Figure dataset records:
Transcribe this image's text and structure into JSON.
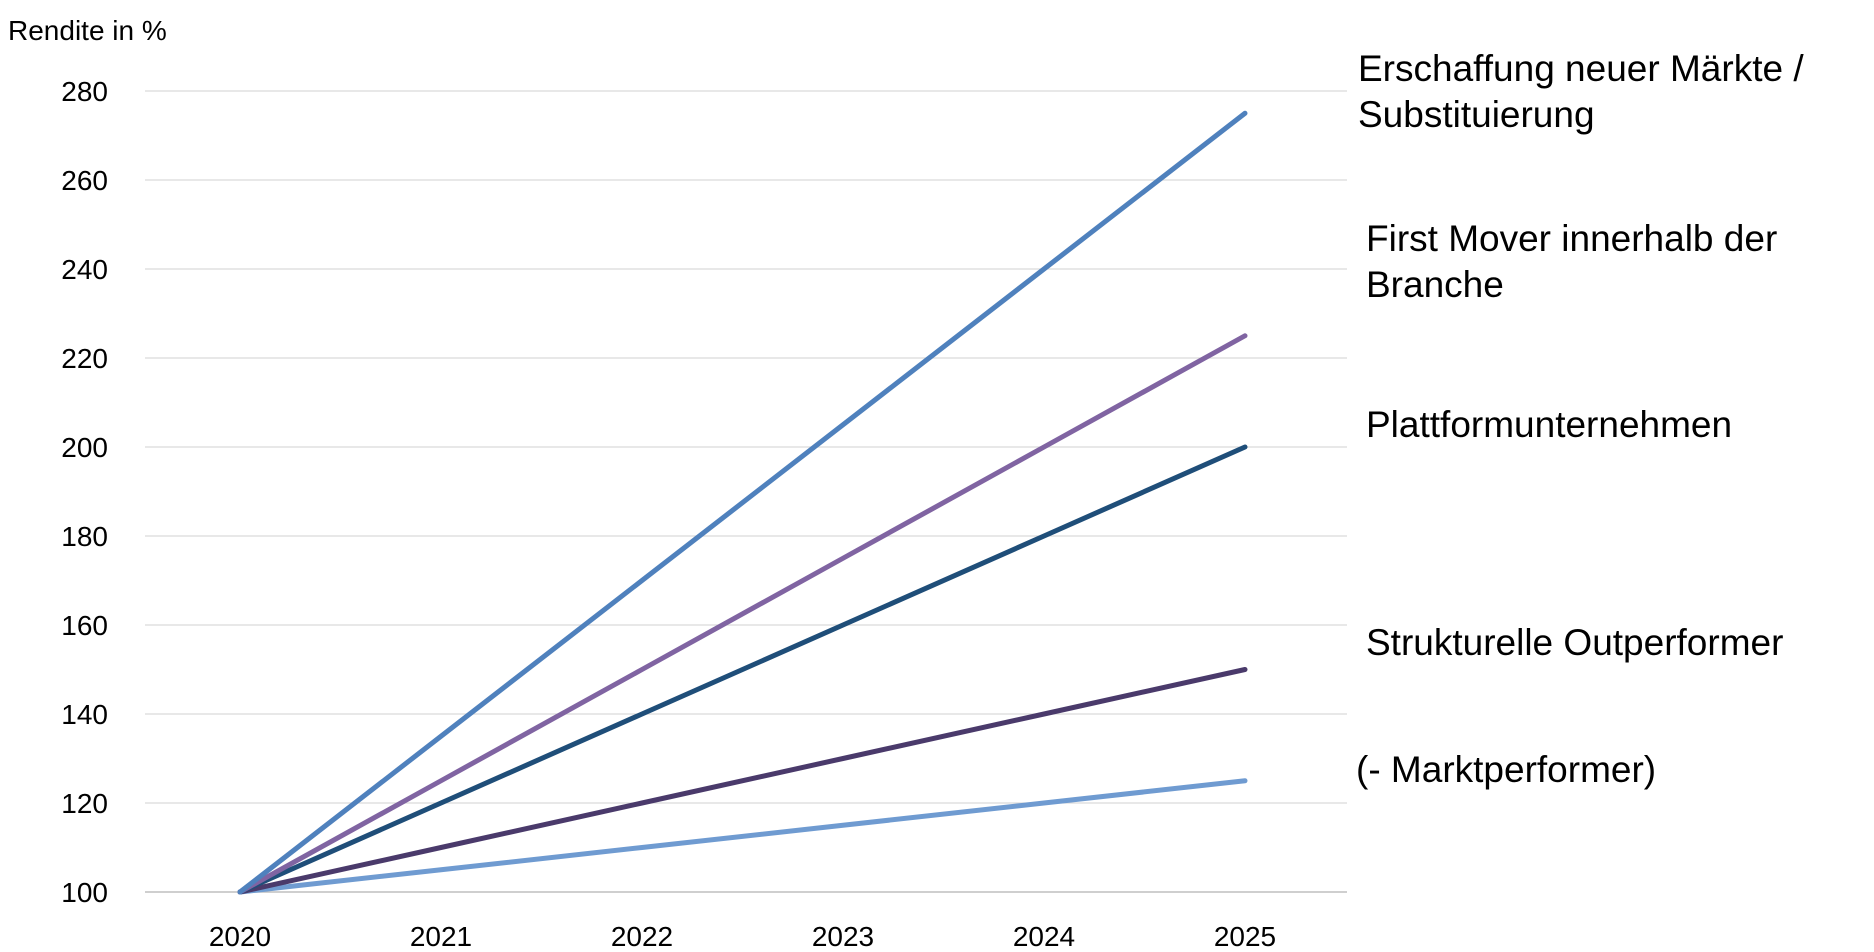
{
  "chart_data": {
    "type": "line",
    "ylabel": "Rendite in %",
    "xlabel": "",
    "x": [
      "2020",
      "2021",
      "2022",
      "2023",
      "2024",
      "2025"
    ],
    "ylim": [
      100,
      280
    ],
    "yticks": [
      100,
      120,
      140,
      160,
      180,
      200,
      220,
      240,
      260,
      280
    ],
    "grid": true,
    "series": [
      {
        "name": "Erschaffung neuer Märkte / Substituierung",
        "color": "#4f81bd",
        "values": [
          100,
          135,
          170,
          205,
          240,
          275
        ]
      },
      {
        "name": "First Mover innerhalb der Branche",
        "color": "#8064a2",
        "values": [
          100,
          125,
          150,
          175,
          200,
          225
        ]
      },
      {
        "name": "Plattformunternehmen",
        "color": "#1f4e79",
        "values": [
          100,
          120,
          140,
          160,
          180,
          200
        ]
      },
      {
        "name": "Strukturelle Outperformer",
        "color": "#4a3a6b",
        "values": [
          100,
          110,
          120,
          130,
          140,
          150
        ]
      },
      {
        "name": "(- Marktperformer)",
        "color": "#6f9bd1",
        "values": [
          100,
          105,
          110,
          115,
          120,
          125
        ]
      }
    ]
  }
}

• Aim of the exercise: Could you repeat all of the material exactly? Pictures should not be copied.

• The response:
Transcribe this image's text and structure into JSON.
{
  "chart_data": {
    "type": "line",
    "ylabel": "Rendite in %",
    "xlabel": "",
    "x": [
      "2020",
      "2021",
      "2022",
      "2023",
      "2024",
      "2025"
    ],
    "ylim": [
      100,
      280
    ],
    "yticks": [
      100,
      120,
      140,
      160,
      180,
      200,
      220,
      240,
      260,
      280
    ],
    "grid": true,
    "series": [
      {
        "name": "Erschaffung neuer Märkte / Substituierung",
        "color": "#4f81bd",
        "values": [
          100,
          135,
          170,
          205,
          240,
          275
        ]
      },
      {
        "name": "First Mover innerhalb der Branche",
        "color": "#8064a2",
        "values": [
          100,
          125,
          150,
          175,
          200,
          225
        ]
      },
      {
        "name": "Plattformunternehmen",
        "color": "#1f4e79",
        "values": [
          100,
          120,
          140,
          160,
          180,
          200
        ]
      },
      {
        "name": "Strukturelle Outperformer",
        "color": "#4a3a6b",
        "values": [
          100,
          110,
          120,
          130,
          140,
          150
        ]
      },
      {
        "name": "(- Marktperformer)",
        "color": "#6f9bd1",
        "values": [
          100,
          105,
          110,
          115,
          120,
          125
        ]
      }
    ]
  }
}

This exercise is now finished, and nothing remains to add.